[Part of a data file]
**********

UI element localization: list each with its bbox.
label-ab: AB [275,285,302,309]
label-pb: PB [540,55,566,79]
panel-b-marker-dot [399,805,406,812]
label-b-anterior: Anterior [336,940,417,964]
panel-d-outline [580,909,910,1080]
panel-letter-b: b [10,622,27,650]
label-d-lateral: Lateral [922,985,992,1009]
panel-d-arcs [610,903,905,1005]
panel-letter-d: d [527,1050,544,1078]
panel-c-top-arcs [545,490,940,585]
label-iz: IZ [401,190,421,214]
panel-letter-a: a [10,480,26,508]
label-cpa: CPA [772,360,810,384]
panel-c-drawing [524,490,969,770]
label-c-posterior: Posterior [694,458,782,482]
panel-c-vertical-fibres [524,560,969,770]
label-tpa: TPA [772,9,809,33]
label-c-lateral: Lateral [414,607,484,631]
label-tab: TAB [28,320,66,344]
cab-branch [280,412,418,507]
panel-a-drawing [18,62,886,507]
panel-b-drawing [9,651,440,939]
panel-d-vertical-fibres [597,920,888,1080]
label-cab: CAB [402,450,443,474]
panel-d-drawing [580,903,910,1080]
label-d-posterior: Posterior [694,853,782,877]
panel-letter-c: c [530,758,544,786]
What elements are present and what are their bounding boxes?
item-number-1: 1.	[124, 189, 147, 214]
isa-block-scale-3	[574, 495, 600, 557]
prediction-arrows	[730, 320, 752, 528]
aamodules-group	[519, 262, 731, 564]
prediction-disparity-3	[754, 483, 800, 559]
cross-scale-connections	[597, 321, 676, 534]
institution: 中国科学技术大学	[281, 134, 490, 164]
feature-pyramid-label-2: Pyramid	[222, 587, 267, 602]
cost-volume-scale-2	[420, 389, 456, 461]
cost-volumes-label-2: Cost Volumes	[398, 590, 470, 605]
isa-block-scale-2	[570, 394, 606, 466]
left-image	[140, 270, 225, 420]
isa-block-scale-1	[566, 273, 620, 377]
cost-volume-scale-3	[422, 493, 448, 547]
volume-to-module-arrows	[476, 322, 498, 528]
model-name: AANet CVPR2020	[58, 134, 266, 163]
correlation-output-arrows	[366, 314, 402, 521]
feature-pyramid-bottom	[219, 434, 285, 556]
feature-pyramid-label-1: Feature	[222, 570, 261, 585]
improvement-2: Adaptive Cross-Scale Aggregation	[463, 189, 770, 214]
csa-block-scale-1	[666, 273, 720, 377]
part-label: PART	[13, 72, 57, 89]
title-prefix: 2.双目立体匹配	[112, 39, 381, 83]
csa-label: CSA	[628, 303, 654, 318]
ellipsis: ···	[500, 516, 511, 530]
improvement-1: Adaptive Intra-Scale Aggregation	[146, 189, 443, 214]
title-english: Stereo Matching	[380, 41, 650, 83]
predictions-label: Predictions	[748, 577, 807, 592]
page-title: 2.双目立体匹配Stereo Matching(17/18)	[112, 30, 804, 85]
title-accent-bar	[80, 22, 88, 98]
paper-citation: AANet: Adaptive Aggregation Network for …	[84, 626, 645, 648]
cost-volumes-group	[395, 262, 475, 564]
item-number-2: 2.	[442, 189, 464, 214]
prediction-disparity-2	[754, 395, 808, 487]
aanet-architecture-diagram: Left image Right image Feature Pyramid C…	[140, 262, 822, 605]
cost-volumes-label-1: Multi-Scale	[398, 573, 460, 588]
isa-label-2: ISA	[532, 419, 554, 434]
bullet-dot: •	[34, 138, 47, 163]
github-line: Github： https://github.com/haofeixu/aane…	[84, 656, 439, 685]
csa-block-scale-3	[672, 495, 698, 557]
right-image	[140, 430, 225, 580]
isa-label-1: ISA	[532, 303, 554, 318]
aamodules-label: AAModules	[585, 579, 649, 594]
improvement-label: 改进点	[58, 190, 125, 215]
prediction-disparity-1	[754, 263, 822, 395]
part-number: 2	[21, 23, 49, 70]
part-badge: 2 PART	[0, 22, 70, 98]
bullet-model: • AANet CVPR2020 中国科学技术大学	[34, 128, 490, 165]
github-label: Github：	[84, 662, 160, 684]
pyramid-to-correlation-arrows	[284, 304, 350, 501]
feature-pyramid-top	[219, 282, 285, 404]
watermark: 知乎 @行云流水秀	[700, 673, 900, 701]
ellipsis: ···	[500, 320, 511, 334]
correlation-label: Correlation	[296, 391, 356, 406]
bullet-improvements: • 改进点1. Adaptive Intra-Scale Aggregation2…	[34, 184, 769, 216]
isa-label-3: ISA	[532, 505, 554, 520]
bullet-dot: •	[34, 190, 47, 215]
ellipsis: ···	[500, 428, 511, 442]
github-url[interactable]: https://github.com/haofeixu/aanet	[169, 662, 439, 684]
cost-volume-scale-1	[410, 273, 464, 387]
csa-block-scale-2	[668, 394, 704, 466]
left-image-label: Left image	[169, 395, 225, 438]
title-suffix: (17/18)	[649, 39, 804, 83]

**********

Copy out the items from their first line through the line that contains "panel-letter-b: b [10,622,27,650]", including both of those lines.

→ **RIGHT ANSWER**
UI element localization: list each with its bbox.
label-ab: AB [275,285,302,309]
label-pb: PB [540,55,566,79]
panel-b-marker-dot [399,805,406,812]
label-b-anterior: Anterior [336,940,417,964]
panel-d-outline [580,909,910,1080]
panel-letter-b: b [10,622,27,650]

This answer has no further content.